§ Stored data
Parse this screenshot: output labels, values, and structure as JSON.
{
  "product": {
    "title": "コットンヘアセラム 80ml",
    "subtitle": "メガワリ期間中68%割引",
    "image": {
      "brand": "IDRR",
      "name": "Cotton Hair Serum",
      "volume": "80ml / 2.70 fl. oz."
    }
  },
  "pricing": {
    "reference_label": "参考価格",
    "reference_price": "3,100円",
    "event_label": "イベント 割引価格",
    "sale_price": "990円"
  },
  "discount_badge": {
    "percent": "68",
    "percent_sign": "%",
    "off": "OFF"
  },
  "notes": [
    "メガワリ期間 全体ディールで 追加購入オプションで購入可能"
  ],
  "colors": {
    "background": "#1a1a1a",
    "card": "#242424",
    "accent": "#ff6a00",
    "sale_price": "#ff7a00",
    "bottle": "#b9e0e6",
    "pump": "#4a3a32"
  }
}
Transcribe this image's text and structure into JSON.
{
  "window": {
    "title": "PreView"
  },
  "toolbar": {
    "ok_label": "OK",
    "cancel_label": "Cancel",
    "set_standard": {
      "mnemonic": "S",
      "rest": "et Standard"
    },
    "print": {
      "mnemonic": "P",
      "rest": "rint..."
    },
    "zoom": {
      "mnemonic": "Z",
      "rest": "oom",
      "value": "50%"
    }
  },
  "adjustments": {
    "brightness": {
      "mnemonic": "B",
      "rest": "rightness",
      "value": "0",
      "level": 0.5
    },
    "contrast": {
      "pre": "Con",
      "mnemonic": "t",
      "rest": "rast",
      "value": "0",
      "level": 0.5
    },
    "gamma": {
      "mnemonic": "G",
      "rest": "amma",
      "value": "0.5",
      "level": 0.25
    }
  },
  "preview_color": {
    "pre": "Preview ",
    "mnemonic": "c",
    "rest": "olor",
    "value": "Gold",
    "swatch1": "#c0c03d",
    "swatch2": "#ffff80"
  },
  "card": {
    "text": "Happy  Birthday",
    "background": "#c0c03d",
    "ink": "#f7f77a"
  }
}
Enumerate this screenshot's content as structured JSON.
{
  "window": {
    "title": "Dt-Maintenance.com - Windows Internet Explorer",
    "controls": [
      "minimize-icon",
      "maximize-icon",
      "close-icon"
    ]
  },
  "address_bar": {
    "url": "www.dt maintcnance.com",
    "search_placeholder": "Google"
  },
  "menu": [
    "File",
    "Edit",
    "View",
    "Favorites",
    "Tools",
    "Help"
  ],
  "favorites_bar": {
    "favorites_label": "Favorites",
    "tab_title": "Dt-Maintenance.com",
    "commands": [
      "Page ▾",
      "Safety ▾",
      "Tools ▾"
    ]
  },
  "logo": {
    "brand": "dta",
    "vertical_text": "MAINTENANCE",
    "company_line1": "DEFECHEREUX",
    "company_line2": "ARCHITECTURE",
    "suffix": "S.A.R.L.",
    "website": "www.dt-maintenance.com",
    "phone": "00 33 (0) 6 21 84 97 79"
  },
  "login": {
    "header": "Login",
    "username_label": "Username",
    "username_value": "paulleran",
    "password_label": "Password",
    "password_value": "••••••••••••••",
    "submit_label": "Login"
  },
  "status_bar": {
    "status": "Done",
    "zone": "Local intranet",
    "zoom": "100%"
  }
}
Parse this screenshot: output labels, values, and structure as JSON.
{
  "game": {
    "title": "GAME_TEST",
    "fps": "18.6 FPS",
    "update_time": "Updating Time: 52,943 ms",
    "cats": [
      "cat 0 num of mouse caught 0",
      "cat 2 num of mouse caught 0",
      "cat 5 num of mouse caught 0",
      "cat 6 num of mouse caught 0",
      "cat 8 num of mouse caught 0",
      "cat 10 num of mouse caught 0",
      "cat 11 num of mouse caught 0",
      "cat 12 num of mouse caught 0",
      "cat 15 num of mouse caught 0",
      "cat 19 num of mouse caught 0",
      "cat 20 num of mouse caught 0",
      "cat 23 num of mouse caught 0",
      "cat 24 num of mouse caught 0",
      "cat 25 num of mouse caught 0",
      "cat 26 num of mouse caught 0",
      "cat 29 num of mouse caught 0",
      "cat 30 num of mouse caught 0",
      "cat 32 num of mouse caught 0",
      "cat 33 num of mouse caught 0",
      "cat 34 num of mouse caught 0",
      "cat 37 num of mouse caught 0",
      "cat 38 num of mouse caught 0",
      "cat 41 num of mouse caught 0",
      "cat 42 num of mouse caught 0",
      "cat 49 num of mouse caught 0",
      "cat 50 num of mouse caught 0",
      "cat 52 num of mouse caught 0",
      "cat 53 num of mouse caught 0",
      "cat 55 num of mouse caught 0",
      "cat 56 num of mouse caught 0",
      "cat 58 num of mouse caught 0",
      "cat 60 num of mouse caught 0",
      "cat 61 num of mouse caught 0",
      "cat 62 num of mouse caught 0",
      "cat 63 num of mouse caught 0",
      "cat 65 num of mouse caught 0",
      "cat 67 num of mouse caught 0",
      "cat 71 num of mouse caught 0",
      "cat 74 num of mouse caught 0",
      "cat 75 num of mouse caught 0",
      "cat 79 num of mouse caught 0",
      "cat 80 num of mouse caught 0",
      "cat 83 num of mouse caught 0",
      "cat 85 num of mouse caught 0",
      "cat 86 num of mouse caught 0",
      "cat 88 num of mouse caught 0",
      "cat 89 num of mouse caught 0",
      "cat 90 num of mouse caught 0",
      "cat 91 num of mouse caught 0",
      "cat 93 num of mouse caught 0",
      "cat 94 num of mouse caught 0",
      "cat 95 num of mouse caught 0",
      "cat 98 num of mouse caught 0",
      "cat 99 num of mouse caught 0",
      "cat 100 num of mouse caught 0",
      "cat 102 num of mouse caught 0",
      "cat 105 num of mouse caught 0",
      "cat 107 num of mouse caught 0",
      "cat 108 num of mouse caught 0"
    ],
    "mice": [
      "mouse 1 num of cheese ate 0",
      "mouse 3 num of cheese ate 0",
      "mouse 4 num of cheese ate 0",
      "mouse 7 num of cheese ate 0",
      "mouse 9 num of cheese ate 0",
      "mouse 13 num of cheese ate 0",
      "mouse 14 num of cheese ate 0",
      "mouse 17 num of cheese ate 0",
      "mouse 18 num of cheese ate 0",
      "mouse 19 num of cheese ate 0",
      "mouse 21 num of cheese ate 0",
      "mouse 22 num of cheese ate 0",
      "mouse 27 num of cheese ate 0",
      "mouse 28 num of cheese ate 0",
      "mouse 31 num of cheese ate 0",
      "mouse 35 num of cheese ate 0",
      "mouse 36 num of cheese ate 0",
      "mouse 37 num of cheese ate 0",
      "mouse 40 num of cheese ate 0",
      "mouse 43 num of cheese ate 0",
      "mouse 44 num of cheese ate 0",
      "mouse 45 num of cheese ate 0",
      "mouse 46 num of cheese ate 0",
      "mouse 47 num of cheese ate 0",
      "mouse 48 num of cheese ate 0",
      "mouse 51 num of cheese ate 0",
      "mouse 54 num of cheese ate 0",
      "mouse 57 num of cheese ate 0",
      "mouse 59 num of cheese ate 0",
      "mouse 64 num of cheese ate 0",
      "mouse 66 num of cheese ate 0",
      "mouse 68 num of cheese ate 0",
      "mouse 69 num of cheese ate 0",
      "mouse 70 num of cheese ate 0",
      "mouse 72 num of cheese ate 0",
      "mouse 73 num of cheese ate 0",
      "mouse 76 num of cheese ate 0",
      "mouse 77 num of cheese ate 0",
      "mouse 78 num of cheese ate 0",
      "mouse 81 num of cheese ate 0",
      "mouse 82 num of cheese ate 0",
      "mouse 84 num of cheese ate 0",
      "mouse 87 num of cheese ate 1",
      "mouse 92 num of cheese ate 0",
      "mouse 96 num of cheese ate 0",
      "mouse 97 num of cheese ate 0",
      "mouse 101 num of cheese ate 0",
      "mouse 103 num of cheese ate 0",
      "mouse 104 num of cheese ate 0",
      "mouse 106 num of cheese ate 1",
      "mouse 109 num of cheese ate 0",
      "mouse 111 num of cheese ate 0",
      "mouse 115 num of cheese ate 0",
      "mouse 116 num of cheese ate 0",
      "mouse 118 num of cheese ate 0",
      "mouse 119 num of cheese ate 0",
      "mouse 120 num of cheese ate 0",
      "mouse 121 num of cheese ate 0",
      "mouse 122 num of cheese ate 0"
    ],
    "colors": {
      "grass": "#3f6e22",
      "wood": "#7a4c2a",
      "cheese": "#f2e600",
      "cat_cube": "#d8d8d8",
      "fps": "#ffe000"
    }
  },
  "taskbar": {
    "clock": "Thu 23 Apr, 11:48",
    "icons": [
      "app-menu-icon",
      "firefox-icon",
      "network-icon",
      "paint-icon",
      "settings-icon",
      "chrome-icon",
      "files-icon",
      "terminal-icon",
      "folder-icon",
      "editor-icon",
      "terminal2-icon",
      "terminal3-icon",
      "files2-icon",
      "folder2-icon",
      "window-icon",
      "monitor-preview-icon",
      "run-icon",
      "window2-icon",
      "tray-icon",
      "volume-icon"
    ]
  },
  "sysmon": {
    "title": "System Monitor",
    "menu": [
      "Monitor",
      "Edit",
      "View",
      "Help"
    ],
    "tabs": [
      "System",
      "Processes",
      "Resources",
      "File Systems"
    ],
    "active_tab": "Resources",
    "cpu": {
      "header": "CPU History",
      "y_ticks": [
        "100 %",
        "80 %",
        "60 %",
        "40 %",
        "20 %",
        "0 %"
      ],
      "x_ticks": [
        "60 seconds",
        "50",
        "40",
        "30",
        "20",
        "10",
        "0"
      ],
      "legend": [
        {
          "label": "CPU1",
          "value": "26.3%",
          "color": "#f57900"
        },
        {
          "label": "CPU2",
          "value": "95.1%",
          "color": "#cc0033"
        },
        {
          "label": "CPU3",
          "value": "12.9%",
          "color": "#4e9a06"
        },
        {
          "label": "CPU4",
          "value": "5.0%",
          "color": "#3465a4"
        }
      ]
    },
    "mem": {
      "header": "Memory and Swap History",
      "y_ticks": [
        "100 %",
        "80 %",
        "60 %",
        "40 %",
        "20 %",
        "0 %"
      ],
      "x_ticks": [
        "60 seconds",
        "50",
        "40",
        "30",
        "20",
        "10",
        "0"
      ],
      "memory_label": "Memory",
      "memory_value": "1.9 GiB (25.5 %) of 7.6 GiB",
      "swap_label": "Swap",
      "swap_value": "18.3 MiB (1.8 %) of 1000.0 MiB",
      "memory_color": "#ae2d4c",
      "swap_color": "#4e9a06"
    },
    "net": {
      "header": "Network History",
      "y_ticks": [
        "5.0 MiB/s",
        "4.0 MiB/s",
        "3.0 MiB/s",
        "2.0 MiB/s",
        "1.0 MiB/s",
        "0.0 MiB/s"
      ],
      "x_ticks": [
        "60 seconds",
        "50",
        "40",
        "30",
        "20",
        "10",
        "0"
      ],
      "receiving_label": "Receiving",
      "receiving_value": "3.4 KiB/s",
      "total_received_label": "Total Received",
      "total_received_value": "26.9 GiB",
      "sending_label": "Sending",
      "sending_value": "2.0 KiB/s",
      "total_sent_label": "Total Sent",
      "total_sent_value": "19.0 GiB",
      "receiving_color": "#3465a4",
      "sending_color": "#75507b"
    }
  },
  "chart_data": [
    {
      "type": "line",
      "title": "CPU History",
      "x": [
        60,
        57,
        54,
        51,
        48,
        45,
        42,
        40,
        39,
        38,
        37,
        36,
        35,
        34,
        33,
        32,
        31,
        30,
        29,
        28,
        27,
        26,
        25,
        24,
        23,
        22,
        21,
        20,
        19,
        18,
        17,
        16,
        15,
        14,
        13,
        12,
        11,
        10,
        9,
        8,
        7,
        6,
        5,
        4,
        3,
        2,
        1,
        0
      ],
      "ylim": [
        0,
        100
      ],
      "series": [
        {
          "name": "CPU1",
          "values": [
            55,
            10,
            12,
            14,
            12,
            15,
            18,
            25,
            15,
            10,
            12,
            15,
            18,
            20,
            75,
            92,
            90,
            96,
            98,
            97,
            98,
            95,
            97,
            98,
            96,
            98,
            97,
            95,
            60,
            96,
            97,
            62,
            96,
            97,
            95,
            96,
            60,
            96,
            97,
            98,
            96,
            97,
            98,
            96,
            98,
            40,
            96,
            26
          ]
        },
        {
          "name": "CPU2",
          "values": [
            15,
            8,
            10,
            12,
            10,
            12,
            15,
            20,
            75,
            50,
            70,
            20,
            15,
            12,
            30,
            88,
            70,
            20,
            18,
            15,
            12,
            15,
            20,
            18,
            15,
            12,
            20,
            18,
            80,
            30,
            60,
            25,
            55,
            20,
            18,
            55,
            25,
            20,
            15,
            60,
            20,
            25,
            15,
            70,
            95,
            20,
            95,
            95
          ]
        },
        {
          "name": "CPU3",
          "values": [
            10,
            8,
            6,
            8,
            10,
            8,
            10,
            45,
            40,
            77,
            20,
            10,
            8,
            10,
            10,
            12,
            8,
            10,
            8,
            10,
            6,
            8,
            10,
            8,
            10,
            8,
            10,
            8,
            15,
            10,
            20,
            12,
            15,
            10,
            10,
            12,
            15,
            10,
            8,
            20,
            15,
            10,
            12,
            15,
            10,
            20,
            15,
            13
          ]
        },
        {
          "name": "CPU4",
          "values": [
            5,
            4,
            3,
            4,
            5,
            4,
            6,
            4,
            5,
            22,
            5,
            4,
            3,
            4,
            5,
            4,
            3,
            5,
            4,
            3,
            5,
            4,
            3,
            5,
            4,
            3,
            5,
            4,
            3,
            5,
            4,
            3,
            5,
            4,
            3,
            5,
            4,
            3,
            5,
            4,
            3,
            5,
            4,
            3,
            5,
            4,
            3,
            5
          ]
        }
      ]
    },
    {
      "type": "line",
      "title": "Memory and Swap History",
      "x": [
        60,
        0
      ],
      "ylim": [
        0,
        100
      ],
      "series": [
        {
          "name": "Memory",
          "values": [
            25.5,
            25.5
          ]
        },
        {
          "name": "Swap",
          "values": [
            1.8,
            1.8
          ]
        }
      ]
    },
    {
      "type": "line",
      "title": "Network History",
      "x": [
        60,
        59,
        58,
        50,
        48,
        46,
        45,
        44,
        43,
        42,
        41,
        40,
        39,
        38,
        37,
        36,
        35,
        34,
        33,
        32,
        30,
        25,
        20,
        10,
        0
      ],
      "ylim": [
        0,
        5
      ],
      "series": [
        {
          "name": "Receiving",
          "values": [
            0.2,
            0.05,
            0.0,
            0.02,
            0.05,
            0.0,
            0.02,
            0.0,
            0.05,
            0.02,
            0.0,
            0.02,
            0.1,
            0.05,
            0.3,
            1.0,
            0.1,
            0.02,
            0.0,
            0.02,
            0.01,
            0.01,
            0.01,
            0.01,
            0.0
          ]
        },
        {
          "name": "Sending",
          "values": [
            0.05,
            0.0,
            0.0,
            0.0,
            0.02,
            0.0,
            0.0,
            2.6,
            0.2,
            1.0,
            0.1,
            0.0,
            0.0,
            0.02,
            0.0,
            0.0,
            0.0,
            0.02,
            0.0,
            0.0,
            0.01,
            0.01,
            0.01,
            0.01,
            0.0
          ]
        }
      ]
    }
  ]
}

§ What the task asks
Pick out every line above that contains the word "this" and copy it.

§ Solution to the problem
Parse this screenshot: output labels, values, and structure as JSON.
Transcribe this image's text and structure into JSON.
Enumerate this screenshot's content as structured JSON.
Parse this screenshot: output labels, values, and structure as JSON.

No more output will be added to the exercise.